- [Job] Collect each line holding the string "that".

[Recorded data]
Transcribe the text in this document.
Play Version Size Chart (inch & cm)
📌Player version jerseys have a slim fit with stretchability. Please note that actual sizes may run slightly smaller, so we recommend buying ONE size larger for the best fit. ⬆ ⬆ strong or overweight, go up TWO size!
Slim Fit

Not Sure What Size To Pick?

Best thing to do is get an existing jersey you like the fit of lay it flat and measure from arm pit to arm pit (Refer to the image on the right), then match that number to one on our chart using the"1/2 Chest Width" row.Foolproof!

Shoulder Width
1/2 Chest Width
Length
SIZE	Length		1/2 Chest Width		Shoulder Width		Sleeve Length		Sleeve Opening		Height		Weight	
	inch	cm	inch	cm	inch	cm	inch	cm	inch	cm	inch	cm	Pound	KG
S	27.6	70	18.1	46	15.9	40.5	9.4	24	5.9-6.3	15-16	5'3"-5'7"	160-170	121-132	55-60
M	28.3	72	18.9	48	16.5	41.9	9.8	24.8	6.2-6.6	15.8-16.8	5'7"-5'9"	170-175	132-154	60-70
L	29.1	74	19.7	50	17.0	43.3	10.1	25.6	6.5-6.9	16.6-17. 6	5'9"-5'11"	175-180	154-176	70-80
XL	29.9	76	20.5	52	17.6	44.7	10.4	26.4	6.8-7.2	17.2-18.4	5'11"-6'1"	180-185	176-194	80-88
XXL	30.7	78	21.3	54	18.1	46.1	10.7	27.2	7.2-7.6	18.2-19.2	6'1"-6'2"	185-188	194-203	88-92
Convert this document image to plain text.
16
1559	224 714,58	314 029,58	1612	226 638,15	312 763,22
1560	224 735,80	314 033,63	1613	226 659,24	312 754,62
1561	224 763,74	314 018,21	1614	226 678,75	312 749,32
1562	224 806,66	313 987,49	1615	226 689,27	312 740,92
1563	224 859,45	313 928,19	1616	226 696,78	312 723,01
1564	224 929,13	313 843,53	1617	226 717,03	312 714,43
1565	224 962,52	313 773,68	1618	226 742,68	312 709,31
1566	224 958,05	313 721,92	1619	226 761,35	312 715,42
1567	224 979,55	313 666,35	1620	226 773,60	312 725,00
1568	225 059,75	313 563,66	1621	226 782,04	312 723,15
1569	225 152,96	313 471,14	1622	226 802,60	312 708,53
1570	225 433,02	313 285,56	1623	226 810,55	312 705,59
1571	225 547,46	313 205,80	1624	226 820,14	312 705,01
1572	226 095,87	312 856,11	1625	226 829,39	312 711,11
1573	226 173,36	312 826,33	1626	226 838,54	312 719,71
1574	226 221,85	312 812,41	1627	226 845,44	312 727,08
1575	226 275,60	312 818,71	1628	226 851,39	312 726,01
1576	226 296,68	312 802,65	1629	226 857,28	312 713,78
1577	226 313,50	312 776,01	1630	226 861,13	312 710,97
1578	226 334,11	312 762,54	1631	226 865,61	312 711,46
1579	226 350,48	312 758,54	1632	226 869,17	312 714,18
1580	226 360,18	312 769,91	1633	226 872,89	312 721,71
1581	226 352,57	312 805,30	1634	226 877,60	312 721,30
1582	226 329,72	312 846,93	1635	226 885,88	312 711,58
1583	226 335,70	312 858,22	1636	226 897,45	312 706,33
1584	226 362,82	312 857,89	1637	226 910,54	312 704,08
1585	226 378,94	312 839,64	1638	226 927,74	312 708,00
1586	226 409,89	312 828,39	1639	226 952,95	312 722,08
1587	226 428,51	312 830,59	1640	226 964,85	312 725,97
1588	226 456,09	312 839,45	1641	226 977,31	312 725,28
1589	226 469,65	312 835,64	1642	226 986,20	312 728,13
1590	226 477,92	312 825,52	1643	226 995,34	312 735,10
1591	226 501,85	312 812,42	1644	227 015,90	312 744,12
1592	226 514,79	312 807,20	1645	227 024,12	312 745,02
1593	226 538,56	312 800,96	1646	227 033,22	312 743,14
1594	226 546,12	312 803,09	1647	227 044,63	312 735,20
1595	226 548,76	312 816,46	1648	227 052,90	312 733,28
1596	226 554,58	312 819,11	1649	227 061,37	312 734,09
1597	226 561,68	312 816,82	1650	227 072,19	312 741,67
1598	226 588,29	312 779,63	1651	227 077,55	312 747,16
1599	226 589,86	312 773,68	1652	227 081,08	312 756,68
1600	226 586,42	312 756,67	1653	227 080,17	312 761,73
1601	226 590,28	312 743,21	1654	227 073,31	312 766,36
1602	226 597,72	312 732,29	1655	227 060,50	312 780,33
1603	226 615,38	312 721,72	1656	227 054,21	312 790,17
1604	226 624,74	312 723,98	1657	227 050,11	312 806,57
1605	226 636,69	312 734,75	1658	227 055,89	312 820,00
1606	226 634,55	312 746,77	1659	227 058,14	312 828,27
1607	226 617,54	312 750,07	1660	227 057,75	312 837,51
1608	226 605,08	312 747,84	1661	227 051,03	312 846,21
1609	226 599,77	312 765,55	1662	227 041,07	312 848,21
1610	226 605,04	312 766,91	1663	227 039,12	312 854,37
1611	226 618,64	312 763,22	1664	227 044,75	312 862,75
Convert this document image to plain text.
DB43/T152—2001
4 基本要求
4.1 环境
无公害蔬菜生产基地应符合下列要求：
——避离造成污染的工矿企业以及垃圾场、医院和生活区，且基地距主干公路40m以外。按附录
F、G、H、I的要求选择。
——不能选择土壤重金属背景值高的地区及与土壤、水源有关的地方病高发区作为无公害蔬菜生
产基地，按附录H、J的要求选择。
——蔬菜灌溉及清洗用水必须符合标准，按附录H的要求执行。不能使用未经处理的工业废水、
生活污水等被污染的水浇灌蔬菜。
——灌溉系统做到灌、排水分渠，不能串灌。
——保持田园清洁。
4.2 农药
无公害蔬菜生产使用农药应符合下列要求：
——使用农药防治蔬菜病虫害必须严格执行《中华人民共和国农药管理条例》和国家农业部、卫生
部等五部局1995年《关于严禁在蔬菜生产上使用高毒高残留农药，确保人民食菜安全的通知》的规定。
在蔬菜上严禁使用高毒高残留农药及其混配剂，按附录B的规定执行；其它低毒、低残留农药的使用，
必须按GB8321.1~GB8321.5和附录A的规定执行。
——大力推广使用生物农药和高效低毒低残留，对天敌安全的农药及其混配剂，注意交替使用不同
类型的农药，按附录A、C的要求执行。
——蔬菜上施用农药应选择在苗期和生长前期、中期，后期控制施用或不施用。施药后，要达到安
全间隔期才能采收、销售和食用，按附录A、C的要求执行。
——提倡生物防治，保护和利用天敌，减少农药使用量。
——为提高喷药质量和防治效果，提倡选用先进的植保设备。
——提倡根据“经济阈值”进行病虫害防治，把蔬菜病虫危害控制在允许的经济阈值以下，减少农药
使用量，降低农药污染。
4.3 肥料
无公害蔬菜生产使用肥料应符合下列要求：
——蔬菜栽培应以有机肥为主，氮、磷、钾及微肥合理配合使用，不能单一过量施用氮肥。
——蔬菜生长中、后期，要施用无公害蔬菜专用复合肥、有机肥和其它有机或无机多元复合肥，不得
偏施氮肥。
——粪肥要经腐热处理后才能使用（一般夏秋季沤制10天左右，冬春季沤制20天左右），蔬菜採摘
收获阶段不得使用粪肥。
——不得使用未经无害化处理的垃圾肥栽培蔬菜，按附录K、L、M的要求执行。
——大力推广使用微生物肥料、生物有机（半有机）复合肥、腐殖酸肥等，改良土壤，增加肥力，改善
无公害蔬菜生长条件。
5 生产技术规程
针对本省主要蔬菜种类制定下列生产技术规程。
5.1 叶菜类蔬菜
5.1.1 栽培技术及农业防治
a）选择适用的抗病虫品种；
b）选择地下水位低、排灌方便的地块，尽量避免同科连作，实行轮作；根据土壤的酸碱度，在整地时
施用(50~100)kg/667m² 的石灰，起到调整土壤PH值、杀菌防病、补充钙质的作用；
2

- [Result below]
📌Player version jerseys have a slim fit with stretchability. Please note that actual sizes may run slightly smaller, so we recommend buying ONE size larger for the best fit. ⬆ ⬆ strong or overweight, go up TWO size!
Best thing to do is get an existing jersey you like the fit of lay it flat and measure from arm pit to arm pit (Refer to the image on the right), then match that number to one on our chart using the"1/2 Chest Width" row.Foolproof!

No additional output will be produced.